→ Task directions:
Pull every line containing "permissions" out of the material below.

→ Material for this exercise:

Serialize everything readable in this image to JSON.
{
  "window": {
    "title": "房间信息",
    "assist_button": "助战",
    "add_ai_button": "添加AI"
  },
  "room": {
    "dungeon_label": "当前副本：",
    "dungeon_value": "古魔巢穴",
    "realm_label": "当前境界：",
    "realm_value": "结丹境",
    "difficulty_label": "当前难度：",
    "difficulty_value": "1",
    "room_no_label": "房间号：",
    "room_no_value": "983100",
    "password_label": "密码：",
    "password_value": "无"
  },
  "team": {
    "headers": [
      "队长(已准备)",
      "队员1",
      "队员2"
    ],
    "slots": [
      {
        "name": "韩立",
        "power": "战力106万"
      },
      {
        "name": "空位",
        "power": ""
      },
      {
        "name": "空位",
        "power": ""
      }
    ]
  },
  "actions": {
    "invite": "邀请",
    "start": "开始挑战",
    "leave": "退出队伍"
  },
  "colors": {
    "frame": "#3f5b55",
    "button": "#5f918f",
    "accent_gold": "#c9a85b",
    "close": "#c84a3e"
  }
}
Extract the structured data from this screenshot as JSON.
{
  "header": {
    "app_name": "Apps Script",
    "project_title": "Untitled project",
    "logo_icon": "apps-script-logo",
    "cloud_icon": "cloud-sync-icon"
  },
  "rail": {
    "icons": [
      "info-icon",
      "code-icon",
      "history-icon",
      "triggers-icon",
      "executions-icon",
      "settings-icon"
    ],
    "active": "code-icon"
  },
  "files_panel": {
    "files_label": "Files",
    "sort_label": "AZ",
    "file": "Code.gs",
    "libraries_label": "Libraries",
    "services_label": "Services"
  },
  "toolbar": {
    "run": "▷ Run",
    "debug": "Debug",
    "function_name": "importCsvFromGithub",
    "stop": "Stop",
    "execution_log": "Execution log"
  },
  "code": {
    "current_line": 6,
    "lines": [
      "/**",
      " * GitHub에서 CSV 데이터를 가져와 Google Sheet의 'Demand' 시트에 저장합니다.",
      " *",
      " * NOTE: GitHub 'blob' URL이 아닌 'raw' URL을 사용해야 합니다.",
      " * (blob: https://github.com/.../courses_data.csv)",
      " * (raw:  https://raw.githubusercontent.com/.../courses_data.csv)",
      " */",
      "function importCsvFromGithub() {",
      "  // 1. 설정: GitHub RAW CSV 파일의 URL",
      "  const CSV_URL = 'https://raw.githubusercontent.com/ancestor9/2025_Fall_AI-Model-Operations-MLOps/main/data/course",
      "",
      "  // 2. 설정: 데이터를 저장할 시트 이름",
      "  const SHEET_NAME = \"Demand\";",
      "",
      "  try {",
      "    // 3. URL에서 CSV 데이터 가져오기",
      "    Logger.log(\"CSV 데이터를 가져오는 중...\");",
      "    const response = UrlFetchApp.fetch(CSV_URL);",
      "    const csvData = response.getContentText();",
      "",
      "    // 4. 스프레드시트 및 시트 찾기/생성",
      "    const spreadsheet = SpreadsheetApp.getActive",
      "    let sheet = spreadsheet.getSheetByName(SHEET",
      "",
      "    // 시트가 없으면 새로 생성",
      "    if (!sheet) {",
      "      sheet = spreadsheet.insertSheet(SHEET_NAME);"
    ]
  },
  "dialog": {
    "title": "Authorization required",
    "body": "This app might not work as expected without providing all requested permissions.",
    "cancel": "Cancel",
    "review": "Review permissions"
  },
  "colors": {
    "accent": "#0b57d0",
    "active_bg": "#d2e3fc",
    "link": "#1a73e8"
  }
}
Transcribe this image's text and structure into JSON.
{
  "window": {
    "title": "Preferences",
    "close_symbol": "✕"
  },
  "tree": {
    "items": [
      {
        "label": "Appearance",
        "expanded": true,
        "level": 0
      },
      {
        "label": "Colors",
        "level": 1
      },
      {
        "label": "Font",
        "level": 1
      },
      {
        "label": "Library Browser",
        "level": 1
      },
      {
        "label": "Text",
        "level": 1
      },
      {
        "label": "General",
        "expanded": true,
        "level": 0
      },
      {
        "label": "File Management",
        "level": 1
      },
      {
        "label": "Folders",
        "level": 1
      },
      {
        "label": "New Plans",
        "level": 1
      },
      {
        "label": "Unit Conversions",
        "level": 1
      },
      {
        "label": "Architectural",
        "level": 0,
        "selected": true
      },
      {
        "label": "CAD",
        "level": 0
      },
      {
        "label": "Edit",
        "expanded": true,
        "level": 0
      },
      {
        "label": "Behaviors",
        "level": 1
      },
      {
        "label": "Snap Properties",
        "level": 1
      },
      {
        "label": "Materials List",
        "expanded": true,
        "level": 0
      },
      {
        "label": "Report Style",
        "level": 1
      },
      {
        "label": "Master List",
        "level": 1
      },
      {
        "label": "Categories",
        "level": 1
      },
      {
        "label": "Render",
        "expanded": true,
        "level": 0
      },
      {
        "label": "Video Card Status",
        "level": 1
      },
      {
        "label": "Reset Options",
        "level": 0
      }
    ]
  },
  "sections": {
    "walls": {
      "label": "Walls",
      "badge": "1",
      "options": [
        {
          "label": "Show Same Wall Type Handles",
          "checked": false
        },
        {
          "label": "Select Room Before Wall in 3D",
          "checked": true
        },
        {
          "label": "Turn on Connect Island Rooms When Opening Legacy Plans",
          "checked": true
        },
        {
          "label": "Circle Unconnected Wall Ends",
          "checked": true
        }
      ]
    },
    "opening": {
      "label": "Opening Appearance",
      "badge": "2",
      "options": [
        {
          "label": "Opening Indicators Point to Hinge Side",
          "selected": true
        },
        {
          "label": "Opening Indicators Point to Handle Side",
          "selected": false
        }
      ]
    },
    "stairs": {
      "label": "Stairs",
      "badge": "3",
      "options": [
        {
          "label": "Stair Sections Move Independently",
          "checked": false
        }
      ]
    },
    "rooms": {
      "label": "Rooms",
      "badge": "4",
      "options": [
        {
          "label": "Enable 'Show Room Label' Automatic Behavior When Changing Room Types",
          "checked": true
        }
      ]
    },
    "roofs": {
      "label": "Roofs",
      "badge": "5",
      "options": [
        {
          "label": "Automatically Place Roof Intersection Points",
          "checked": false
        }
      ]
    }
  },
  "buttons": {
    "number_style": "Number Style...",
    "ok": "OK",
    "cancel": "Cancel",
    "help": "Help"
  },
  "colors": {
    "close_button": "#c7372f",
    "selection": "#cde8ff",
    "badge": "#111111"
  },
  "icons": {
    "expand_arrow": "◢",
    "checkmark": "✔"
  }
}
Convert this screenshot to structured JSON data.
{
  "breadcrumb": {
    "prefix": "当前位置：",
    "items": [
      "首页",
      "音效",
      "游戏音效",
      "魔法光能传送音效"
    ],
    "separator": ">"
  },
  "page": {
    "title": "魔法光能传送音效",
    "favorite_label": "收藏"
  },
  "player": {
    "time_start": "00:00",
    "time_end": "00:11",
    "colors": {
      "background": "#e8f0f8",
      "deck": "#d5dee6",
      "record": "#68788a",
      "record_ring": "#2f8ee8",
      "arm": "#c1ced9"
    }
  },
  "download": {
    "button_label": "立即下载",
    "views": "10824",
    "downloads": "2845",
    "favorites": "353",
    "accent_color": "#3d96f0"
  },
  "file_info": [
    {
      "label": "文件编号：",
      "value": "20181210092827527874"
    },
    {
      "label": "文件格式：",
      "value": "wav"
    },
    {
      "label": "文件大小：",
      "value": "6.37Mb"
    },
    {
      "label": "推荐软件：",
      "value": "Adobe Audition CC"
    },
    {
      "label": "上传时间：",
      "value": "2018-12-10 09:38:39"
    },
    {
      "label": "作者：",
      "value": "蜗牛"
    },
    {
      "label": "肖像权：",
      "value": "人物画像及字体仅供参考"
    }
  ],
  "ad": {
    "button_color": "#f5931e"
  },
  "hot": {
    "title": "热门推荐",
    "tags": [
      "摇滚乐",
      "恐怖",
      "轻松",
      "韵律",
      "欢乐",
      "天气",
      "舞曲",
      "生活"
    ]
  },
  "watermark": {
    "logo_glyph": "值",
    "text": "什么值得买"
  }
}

→ The completed task:
    "body": "This app might not work as expected without providing all requested permissions.",
    "review": "Review permissions"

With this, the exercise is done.